The records below must be written out exactly, with every picture left behind.

- - - -

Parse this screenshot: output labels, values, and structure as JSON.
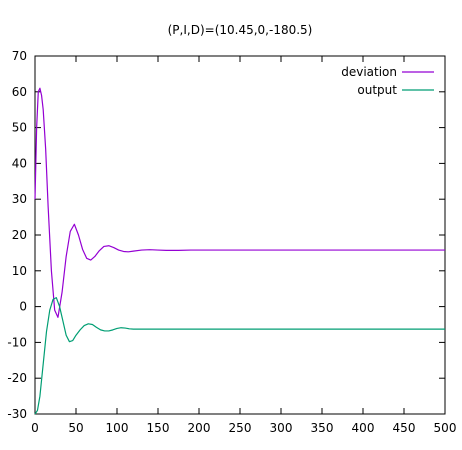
{
  "chart_data": {
    "type": "line",
    "title": "(P,I,D)=(10.45,0,-180.5)",
    "xlabel": "",
    "ylabel": "",
    "xlim": [
      0,
      500
    ],
    "ylim": [
      -30,
      70
    ],
    "x_ticks": [
      0,
      50,
      100,
      150,
      200,
      250,
      300,
      350,
      400,
      450,
      500
    ],
    "y_ticks": [
      -30,
      -20,
      -10,
      0,
      10,
      20,
      30,
      40,
      50,
      60,
      70
    ],
    "grid": false,
    "legend_position": "top-right",
    "series": [
      {
        "name": "deviation",
        "color": "#9400d3",
        "x": [
          0,
          2,
          4,
          6,
          8,
          10,
          13,
          16,
          20,
          24,
          28,
          33,
          38,
          43,
          48,
          53,
          58,
          63,
          68,
          73,
          78,
          84,
          90,
          96,
          102,
          108,
          114,
          120,
          130,
          140,
          150,
          160,
          175,
          190,
          210,
          250,
          300,
          350,
          400,
          450,
          500
        ],
        "y": [
          30,
          50,
          60,
          61,
          59,
          55,
          44,
          28,
          10,
          -1,
          -3,
          4,
          14,
          21,
          23,
          20,
          16,
          13.5,
          13,
          14,
          15.5,
          16.8,
          17,
          16.5,
          15.8,
          15.4,
          15.3,
          15.5,
          15.8,
          15.9,
          15.8,
          15.7,
          15.7,
          15.8,
          15.8,
          15.8,
          15.8,
          15.8,
          15.8,
          15.8,
          15.8
        ]
      },
      {
        "name": "output",
        "color": "#009e73",
        "x": [
          0,
          3,
          6,
          10,
          14,
          18,
          22,
          26,
          30,
          34,
          38,
          42,
          46,
          50,
          55,
          60,
          65,
          70,
          75,
          80,
          85,
          90,
          95,
          100,
          105,
          110,
          115,
          120,
          130,
          140,
          150,
          170,
          200,
          250,
          300,
          350,
          400,
          450,
          500
        ],
        "y": [
          -30,
          -29,
          -25,
          -16,
          -7,
          -1,
          2,
          2.5,
          0,
          -4,
          -8,
          -9.8,
          -9.5,
          -8,
          -6.5,
          -5.3,
          -4.8,
          -5,
          -5.8,
          -6.5,
          -6.8,
          -6.8,
          -6.5,
          -6.1,
          -5.9,
          -6,
          -6.2,
          -6.3,
          -6.3,
          -6.3,
          -6.3,
          -6.3,
          -6.3,
          -6.3,
          -6.3,
          -6.3,
          -6.3,
          -6.3,
          -6.3
        ]
      }
    ]
  }
}
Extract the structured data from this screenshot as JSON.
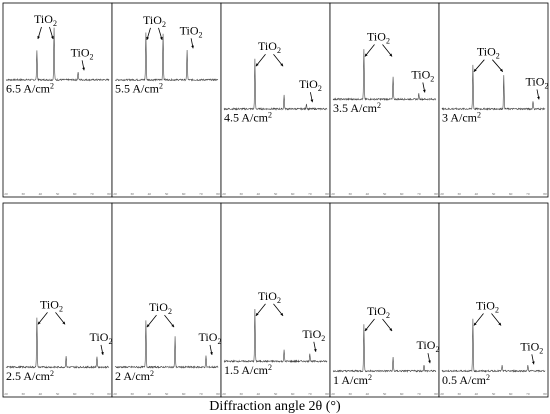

- - - -

EXPECTED OUTPUT:
Parse this screenshot: output labels, values, and structure as JSON.
{
  "chart_data": {
    "type": "line",
    "title": "(P,I,D)=(10.45,0,-180.5)",
    "xlabel": "",
    "ylabel": "",
    "xlim": [
      0,
      500
    ],
    "ylim": [
      -30,
      70
    ],
    "x_ticks": [
      0,
      50,
      100,
      150,
      200,
      250,
      300,
      350,
      400,
      450,
      500
    ],
    "y_ticks": [
      -30,
      -20,
      -10,
      0,
      10,
      20,
      30,
      40,
      50,
      60,
      70
    ],
    "grid": false,
    "legend_position": "top-right",
    "series": [
      {
        "name": "deviation",
        "color": "#9400d3",
        "x": [
          0,
          2,
          4,
          6,
          8,
          10,
          13,
          16,
          20,
          24,
          28,
          33,
          38,
          43,
          48,
          53,
          58,
          63,
          68,
          73,
          78,
          84,
          90,
          96,
          102,
          108,
          114,
          120,
          130,
          140,
          150,
          160,
          175,
          190,
          210,
          250,
          300,
          350,
          400,
          450,
          500
        ],
        "y": [
          30,
          50,
          60,
          61,
          59,
          55,
          44,
          28,
          10,
          -1,
          -3,
          4,
          14,
          21,
          23,
          20,
          16,
          13.5,
          13,
          14,
          15.5,
          16.8,
          17,
          16.5,
          15.8,
          15.4,
          15.3,
          15.5,
          15.8,
          15.9,
          15.8,
          15.7,
          15.7,
          15.8,
          15.8,
          15.8,
          15.8,
          15.8,
          15.8,
          15.8,
          15.8
        ]
      },
      {
        "name": "output",
        "color": "#009e73",
        "x": [
          0,
          3,
          6,
          10,
          14,
          18,
          22,
          26,
          30,
          34,
          38,
          42,
          46,
          50,
          55,
          60,
          65,
          70,
          75,
          80,
          85,
          90,
          95,
          100,
          105,
          110,
          115,
          120,
          130,
          140,
          150,
          170,
          200,
          250,
          300,
          350,
          400,
          450,
          500
        ],
        "y": [
          -30,
          -29,
          -25,
          -16,
          -7,
          -1,
          2,
          2.5,
          0,
          -4,
          -8,
          -9.8,
          -9.5,
          -8,
          -6.5,
          -5.3,
          -4.8,
          -5,
          -5.8,
          -6.5,
          -6.8,
          -6.8,
          -6.5,
          -6.1,
          -5.9,
          -6,
          -6.2,
          -6.3,
          -6.3,
          -6.3,
          -6.3,
          -6.3,
          -6.3,
          -6.3,
          -6.3,
          -6.3,
          -6.3,
          -6.3,
          -6.3
        ]
      }
    ]
  }
}
Extract the structured data from this screenshot as JSON.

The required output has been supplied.